# Problems
A – Type out the blog post word for word, from "In light of" to "red composition book.".
B – According to the blog post, how many unquestionably bad endings does The Great Root Beer Heist have?
C – Does each statement agree with the blog post? Answer yes or no for each, quoting the words that decide it. (i) The player takes the role of a blue ninja. (ii) The writer wrote The Great Root Beer Heist at age eleven. (iii) The writer prefers to write the first draft on a computer.

# Text passage
Tuesday, November 13, 2012

The Great Root Beer Heist

Last summer I spent some quantity time with my brother's friends and ended up with the plot for an actual NEW online Choose Your Own Adventure by the end of the day.  Yes, that's right, it's a Choose Your Own Adventure that I did not write when I was eleven!  You play the part of a blue ninja of unspecified gender on a mission to rob a charity walk-a-thon of its root beer.  I'd originally intended for it to be very straightforward, but then I wound up accidentally throwing in this weapon system.  That clogged the pipeline for quite a bit.

After working on this off again and on again over the summer, I've finally finished writing the story and mapping out the flowchart for The Great Root Beer Heist.  You can expect to see 17 unquestionably bad endings and 6 endings that range from dubious at best to very good for the player.  You can also expect to see the ninjas depicted below.

In light of this accomplishment, I've decided to share the process I've been using to create these things.  It all starts with a red composition book.
It has to be a red marble composition book.  I hoard the things like it's nobody's business and that helps keep them straight.  Of course, back when I started doing this I didn't have much of a choice.  They didn't really sell composition books in anything but marble style, and the red color was actually a huge novelty when I was in the fifth grade.  Now that I have them in polka-dot, taupe, European-style, glitter, unruled, and holographic with built in strobe light effects, the red marble's really just to state that yes, this notebook contains Choose Your Own Adventures and their accompanying logistical flowcharts.

To put it bluntly, I just wrote the story out in a notebook.  This was also the step where I closed the project and called it a day back in the 90s.  I still like writing my first draft in a real notebook on a stoop or bench or someplace weird, because there's less Internet there to distract me.
The second step is the one I just finished now.  I created a flowchart so I know exactly what pages need to be done.  As I finish them I fill in the little bubbles with a colored pencil or something.

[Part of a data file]
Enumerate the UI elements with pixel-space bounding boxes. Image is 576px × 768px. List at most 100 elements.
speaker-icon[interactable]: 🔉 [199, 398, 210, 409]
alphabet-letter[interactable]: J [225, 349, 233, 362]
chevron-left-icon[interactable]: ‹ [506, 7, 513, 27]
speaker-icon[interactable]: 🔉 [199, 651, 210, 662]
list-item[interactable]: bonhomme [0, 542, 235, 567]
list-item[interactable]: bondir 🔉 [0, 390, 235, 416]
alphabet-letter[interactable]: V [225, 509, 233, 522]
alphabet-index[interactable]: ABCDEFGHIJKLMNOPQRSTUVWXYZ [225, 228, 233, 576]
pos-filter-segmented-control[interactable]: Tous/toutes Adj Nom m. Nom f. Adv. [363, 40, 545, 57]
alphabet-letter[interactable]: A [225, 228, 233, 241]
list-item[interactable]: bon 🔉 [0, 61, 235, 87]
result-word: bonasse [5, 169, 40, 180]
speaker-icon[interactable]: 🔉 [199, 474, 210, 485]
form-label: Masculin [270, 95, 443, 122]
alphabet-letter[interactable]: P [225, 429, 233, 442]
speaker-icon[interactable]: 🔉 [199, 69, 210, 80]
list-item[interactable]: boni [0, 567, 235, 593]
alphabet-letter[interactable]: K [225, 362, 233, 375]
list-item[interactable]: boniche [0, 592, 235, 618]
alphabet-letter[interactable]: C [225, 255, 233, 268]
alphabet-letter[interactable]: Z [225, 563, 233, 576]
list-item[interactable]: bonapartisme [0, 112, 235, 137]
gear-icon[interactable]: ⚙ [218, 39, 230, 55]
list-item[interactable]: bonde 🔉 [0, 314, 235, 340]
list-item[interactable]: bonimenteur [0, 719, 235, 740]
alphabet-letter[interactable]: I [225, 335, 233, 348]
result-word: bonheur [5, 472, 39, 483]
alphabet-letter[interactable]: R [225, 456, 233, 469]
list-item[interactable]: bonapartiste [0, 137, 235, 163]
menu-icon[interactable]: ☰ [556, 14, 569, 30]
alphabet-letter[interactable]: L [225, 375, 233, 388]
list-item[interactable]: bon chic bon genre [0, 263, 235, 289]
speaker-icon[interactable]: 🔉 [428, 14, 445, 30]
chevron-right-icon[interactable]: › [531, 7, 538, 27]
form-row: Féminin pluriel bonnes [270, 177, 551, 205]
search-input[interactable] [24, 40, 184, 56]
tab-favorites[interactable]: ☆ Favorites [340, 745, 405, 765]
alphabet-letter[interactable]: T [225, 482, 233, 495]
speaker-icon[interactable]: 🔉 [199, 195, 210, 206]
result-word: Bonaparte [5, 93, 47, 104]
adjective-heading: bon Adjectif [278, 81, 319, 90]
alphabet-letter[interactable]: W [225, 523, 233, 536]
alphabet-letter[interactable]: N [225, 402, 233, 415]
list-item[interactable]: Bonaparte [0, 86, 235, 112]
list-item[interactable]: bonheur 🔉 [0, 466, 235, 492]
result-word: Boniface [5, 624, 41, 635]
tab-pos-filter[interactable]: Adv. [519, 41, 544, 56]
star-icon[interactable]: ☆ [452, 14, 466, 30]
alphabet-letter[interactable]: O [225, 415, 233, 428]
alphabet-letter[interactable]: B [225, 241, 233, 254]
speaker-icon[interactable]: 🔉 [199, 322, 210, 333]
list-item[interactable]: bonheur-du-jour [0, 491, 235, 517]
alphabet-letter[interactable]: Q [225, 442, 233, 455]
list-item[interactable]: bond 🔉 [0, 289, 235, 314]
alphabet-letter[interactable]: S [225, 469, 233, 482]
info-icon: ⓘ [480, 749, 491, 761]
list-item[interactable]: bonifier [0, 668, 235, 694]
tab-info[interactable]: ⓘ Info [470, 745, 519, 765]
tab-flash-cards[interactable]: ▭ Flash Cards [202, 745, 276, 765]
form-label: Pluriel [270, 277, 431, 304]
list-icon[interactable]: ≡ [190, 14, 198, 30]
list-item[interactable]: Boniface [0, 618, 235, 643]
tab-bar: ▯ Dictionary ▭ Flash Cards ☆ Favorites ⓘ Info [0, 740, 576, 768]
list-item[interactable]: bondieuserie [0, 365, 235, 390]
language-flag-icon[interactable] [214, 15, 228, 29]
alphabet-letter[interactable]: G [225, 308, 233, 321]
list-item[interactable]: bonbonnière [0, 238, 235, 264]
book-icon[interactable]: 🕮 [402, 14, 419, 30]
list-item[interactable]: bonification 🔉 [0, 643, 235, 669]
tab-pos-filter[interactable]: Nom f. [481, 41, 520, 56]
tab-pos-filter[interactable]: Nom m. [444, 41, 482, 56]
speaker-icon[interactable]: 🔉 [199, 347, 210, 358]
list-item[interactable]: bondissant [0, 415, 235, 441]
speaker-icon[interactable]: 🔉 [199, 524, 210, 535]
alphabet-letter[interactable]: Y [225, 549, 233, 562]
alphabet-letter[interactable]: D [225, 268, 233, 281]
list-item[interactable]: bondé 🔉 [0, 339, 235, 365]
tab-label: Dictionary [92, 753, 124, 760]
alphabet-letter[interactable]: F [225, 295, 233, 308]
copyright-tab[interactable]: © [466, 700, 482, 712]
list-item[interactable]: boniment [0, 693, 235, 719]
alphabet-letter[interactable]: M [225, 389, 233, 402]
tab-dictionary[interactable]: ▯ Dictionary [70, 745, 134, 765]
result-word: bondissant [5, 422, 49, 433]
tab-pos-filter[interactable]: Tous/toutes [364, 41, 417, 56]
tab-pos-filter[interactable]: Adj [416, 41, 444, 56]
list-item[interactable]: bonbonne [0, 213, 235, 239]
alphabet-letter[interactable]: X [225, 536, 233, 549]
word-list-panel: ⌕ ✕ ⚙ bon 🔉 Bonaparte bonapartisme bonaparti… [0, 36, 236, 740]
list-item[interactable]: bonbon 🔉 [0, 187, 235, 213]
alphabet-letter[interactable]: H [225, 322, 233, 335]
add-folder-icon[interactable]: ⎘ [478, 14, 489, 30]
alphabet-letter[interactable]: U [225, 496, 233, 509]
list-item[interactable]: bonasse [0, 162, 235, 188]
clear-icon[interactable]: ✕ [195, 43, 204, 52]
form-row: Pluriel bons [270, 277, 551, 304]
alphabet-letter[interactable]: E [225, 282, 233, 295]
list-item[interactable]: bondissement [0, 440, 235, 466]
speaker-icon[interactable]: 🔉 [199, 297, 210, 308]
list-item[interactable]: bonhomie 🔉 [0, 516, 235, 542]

# Exercise responses
A –
In light of this accomplishment, I've decided to share the process I've been using to create these things.  It all starts with a red composition book.

B – 17

C –
(i) Yes: "You play the part of a blue ninja of unspecified gender"
(ii) No: "it's a Choose Your Own Adventure that I did not write when I was eleven!"
(iii) No: "I still like writing my first draft in a real notebook"